» To do: Each line of the material must be repeated precisely, with the pictures left out.

» Information shown:
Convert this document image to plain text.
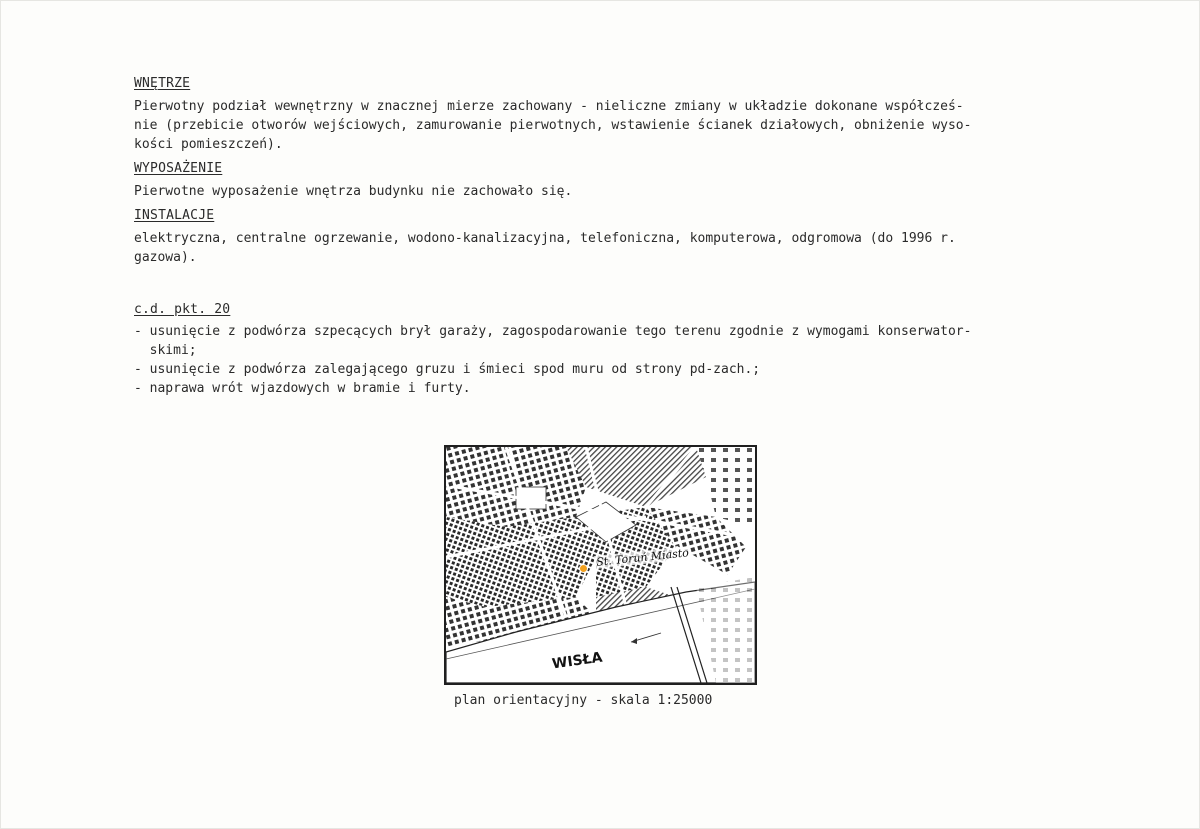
WNĘTRZE
Pierwotny podział wewnętrzny w znacznej mierze zachowany - nieliczne zmiany w układzie dokonane współcześ-
nie (przebicie otworów wejściowych, zamurowanie pierwotnych, wstawienie ścianek działowych, obniżenie wyso-
kości pomieszczeń).
WYPOSAŻENIE
Pierwotne wyposażenie wnętrza budynku nie zachowało się.
INSTALACJE
elektryczna, centralne ogrzewanie, wodono-kanalizacyjna, telefoniczna, komputerowa, odgromowa (do 1996 r.
gazowa).
c.d. pkt. 20
- usunięcie z podwórza szpecących brył garaży, zagospodarowanie tego terenu zgodnie z wymogami konserwator-
skimi;
- usunięcie z podwórza zalegającego gruzu i śmieci spod muru od strony pd-zach.;
- naprawa wrót wjazdowych w bramie i furty.
St. Toruń Miasto
WISŁA
plan orientacyjny - skala 1:25000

» Exercise output:
Convert this document image to plain text.
WNĘTRZE
Pierwotny podział wewnętrzny w znacznej mierze zachowany - nieliczne zmiany w układzie dokonane współcześ-
nie (przebicie otworów wejściowych, zamurowanie pierwotnych, wstawienie ścianek działowych, obniżenie wyso-
kości pomieszczeń).
WYPOSAŻENIE
Pierwotne wyposażenie wnętrza budynku nie zachowało się.
INSTALACJE
elektryczna, centralne ogrzewanie, wodono-kanalizacyjna, telefoniczna, komputerowa, odgromowa (do 1996 r.
gazowa).
c.d. pkt. 20
- usunięcie z podwórza szpecących brył garaży, zagospodarowanie tego terenu zgodnie z wymogami konserwator-
skimi;
- usunięcie z podwórza zalegającego gruzu i śmieci spod muru od strony pd-zach.;
- naprawa wrót wjazdowych w bramie i furty.
St. Toruń Miasto
WISŁA
plan orientacyjny - skala 1:25000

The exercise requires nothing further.